■ **THE INPUT**
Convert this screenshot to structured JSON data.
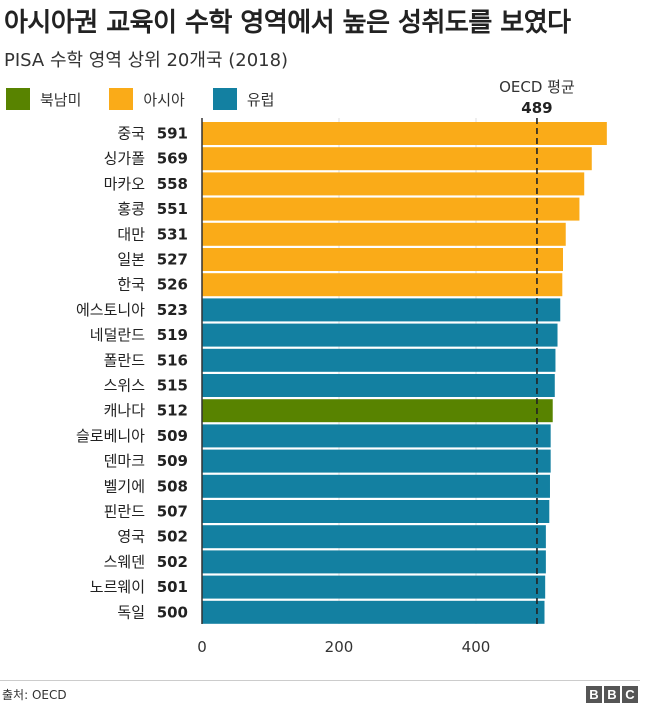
{
  "title": "아시아권 교육이 수학 영역에서 높은 성취도를 보였다",
  "subtitle": "PISA 수학 영역 상위 20개국 (2018)",
  "legend": [
    {
      "label": "북남미",
      "color": "#588300"
    },
    {
      "label": "아시아",
      "color": "#FAAB18"
    },
    {
      "label": "유럽",
      "color": "#1380A1"
    }
  ],
  "reference": {
    "label": "OECD 평균",
    "value_label": "489",
    "value": 489
  },
  "source": "출처: OECD",
  "brand": [
    "B",
    "B",
    "C"
  ],
  "chart_data": {
    "type": "bar",
    "orientation": "horizontal",
    "title": "아시아권 교육이 수학 영역에서 높은 성취도를 보였다",
    "subtitle": "PISA 수학 영역 상위 20개국 (2018)",
    "xlabel": "",
    "ylabel": "",
    "xlim": [
      0,
      600
    ],
    "x_ticks": [
      0,
      200,
      400
    ],
    "categories": [
      "중국",
      "싱가폴",
      "마카오",
      "홍콩",
      "대만",
      "일본",
      "한국",
      "에스토니아",
      "네덜란드",
      "폴란드",
      "스위스",
      "캐나다",
      "슬로베니아",
      "덴마크",
      "벨기에",
      "핀란드",
      "영국",
      "스웨덴",
      "노르웨이",
      "독일"
    ],
    "values": [
      591,
      569,
      558,
      551,
      531,
      527,
      526,
      523,
      519,
      516,
      515,
      512,
      509,
      509,
      508,
      507,
      502,
      502,
      501,
      500
    ],
    "regions": [
      "아시아",
      "아시아",
      "아시아",
      "아시아",
      "아시아",
      "아시아",
      "아시아",
      "유럽",
      "유럽",
      "유럽",
      "유럽",
      "북남미",
      "유럽",
      "유럽",
      "유럽",
      "유럽",
      "유럽",
      "유럽",
      "유럽",
      "유럽"
    ],
    "reference_line": {
      "label": "OECD 평균",
      "value": 489
    }
  }
}
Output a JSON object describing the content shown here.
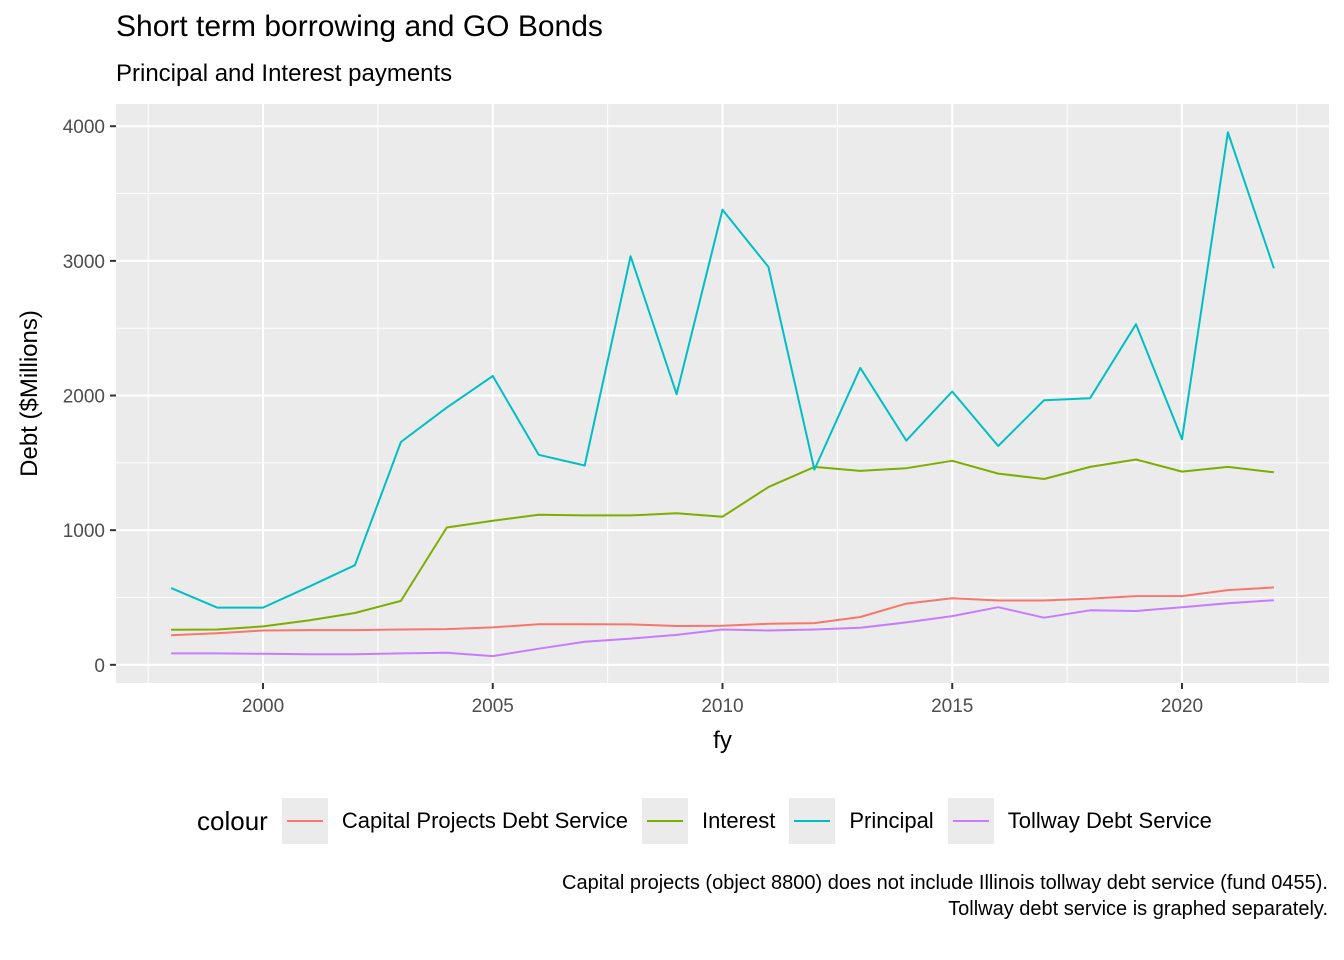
{
  "title": "Short term borrowing and GO Bonds",
  "subtitle": "Principal and Interest payments",
  "caption": {
    "line1": "Capital projects (object 8800) does not include Illinois tollway debt service (fund 0455).",
    "line2": "Tollway debt service is graphed separately."
  },
  "legend": {
    "title": "colour",
    "position": "bottom"
  },
  "chart_data": {
    "type": "line",
    "xlabel": "fy",
    "ylabel": "Debt ($Millions)",
    "xlim": [
      1996.8,
      2023.2
    ],
    "ylim": [
      -135,
      4165
    ],
    "x_ticks": [
      2000,
      2005,
      2010,
      2015,
      2020
    ],
    "y_ticks": [
      0,
      1000,
      2000,
      3000,
      4000
    ],
    "grid": true,
    "background": "#ebebeb",
    "x": [
      1998,
      1999,
      2000,
      2001,
      2002,
      2003,
      2004,
      2005,
      2006,
      2007,
      2008,
      2009,
      2010,
      2011,
      2012,
      2013,
      2014,
      2015,
      2016,
      2017,
      2018,
      2019,
      2020,
      2021,
      2022
    ],
    "series": [
      {
        "name": "Capital Projects Debt Service",
        "color": "#f8766d",
        "values": [
          220,
          235,
          255,
          258,
          258,
          262,
          265,
          278,
          302,
          302,
          300,
          288,
          290,
          305,
          310,
          355,
          455,
          495,
          478,
          478,
          492,
          510,
          510,
          555,
          575
        ]
      },
      {
        "name": "Interest",
        "color": "#7cae00",
        "values": [
          260,
          262,
          285,
          330,
          385,
          475,
          1020,
          1070,
          1115,
          1110,
          1110,
          1125,
          1100,
          1320,
          1470,
          1440,
          1460,
          1515,
          1420,
          1380,
          1470,
          1525,
          1435,
          1470,
          1430
        ]
      },
      {
        "name": "Principal",
        "color": "#00bfc4",
        "values": [
          570,
          425,
          425,
          580,
          740,
          1655,
          1910,
          2145,
          1560,
          1480,
          3035,
          2010,
          3380,
          2955,
          1450,
          2205,
          1665,
          2030,
          1625,
          1965,
          1980,
          2530,
          1675,
          3955,
          2945
        ]
      },
      {
        "name": "Tollway Debt Service",
        "color": "#c77cff",
        "values": [
          85,
          85,
          82,
          78,
          78,
          85,
          90,
          65,
          120,
          172,
          195,
          222,
          262,
          255,
          262,
          275,
          315,
          362,
          428,
          350,
          405,
          400,
          428,
          458,
          480
        ]
      }
    ]
  }
}
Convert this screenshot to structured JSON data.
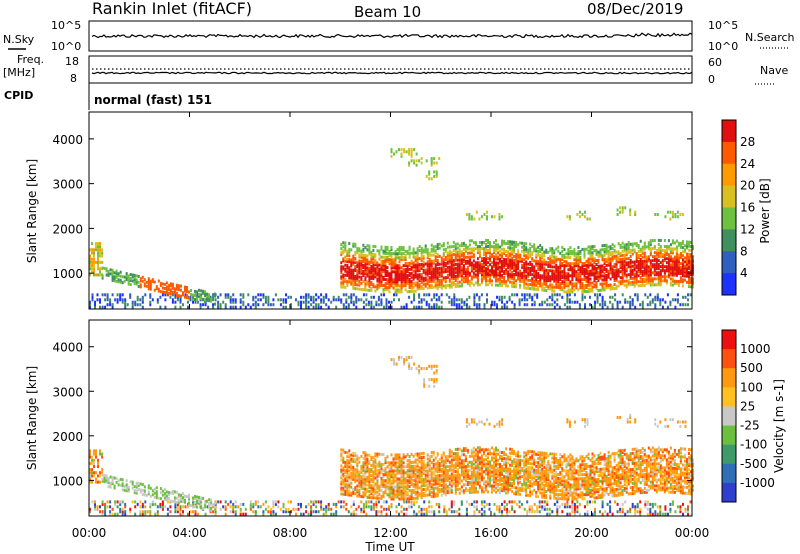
{
  "header": {
    "station": "Rankin Inlet (fitACF)",
    "beam": "Beam 10",
    "date": "08/Dec/2019"
  },
  "top_panels": {
    "nsky_label": "N.Sky",
    "nsky_ticks": [
      "10^5",
      "10^0"
    ],
    "nsearch_label": "N.Search",
    "nsearch_ticks": [
      "10^5",
      "10^0"
    ],
    "freq_label": "Freq.",
    "freq_unit": "[MHz]",
    "freq_ticks": [
      "18",
      "8"
    ],
    "nave_label": "Nave",
    "nave_ticks": [
      "60",
      "0"
    ],
    "cpid_label": "CPID",
    "cpid_value": "normal (fast) 151"
  },
  "colors": {
    "power": [
      "#1e32ff",
      "#2f5fbf",
      "#3f8f5f",
      "#6ec040",
      "#d8c020",
      "#ff9a00",
      "#ff5a00",
      "#e01010"
    ],
    "velocity": [
      "#2e3fd0",
      "#2f6fb8",
      "#3f9a6a",
      "#6cc040",
      "#c8c8c8",
      "#ffc020",
      "#ff9a10",
      "#ff5010",
      "#ee1010"
    ]
  },
  "chart_data": [
    {
      "type": "heatmap",
      "ylabel": "Slant Range [km]",
      "yticks": [
        "1000",
        "2000",
        "3000",
        "4000"
      ],
      "ylim": [
        200,
        4600
      ],
      "colorbar": {
        "label": "Power [dB]",
        "ticks": [
          "4",
          "8",
          "12",
          "16",
          "20",
          "24",
          "28"
        ],
        "range": [
          0,
          32
        ]
      }
    },
    {
      "type": "heatmap",
      "ylabel": "Slant Range [km]",
      "yticks": [
        "1000",
        "2000",
        "3000",
        "4000"
      ],
      "ylim": [
        200,
        4600
      ],
      "xlabel": "Time UT",
      "xticks": [
        "00:00",
        "04:00",
        "08:00",
        "12:00",
        "16:00",
        "20:00",
        "00:00"
      ],
      "colorbar": {
        "label": "Velocity [m s-1]",
        "ticks": [
          "1000",
          "500",
          "100",
          "25",
          "-25",
          "-100",
          "-500",
          "-1000"
        ]
      }
    }
  ]
}
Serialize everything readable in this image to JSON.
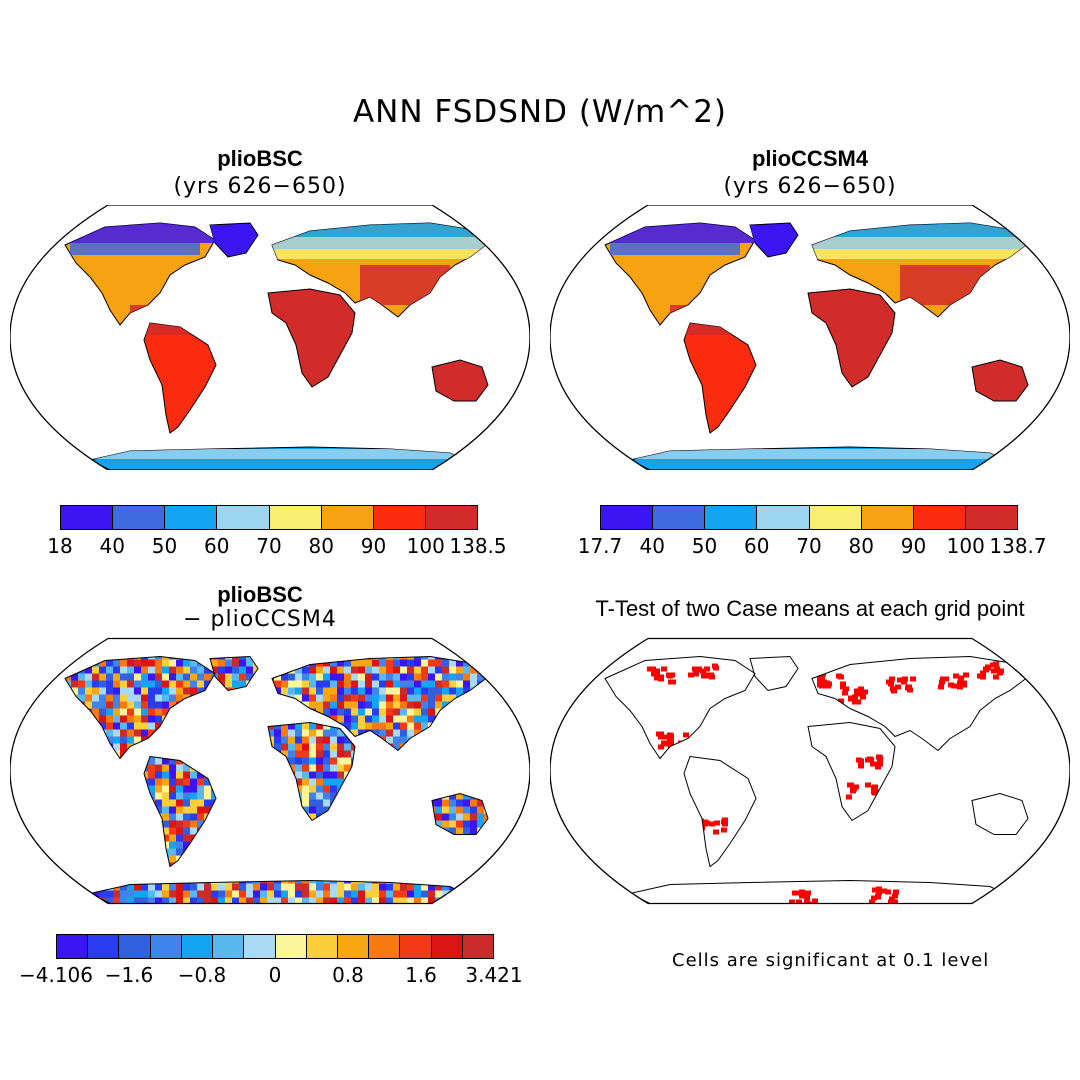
{
  "title": "ANN FSDSND (W/m^2)",
  "panels": [
    {
      "title": "plioBSC",
      "subtitle": "(yrs 626−650)",
      "colorbar": {
        "colors": [
          "#3b16f2",
          "#3e6bdf",
          "#13a3f0",
          "#9bd5ef",
          "#f8ee74",
          "#f7a211",
          "#fb2b10",
          "#d22c2a"
        ],
        "labels": [
          "18",
          "40",
          "50",
          "60",
          "70",
          "80",
          "90",
          "100",
          "138.5"
        ]
      }
    },
    {
      "title": "plioCCSM4",
      "subtitle": "(yrs 626−650)",
      "colorbar": {
        "colors": [
          "#3b16f2",
          "#3e6bdf",
          "#13a3f0",
          "#9bd5ef",
          "#f8ee74",
          "#f7a211",
          "#fb2b10",
          "#d22c2a"
        ],
        "labels": [
          "17.7",
          "40",
          "50",
          "60",
          "70",
          "80",
          "90",
          "100",
          "138.7"
        ]
      }
    },
    {
      "title": "plioBSC",
      "subtitle": "− plioCCSM4",
      "colorbar": {
        "colors": [
          "#3b16f2",
          "#2a3cf0",
          "#3060e0",
          "#3f83ec",
          "#15a3f4",
          "#59b9ef",
          "#a9d9f3",
          "#fdf59a",
          "#fbcf3a",
          "#f8a712",
          "#f77910",
          "#f23a16",
          "#dd1414",
          "#cc2b2b"
        ],
        "labels": [
          "−4.106",
          "−1.6",
          "−0.8",
          "0",
          "0.8",
          "1.6",
          "3.421"
        ]
      }
    },
    {
      "title": "T-Test of two Case means at each grid point",
      "note": "Cells are significant at 0.1 level",
      "significant_color": "#ff0000"
    }
  ],
  "map_colors": {
    "ocean": "#ffffff",
    "coast": "#000000"
  }
}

■ **WHAT THIS TASK INVOLVES**
Search the listing for the word "type" and return each line that holds it.

■ **FINAL RESULT**
    "type": "bar",
    "type": "line",
      "type": "heatmap",
      "type": "heatmap",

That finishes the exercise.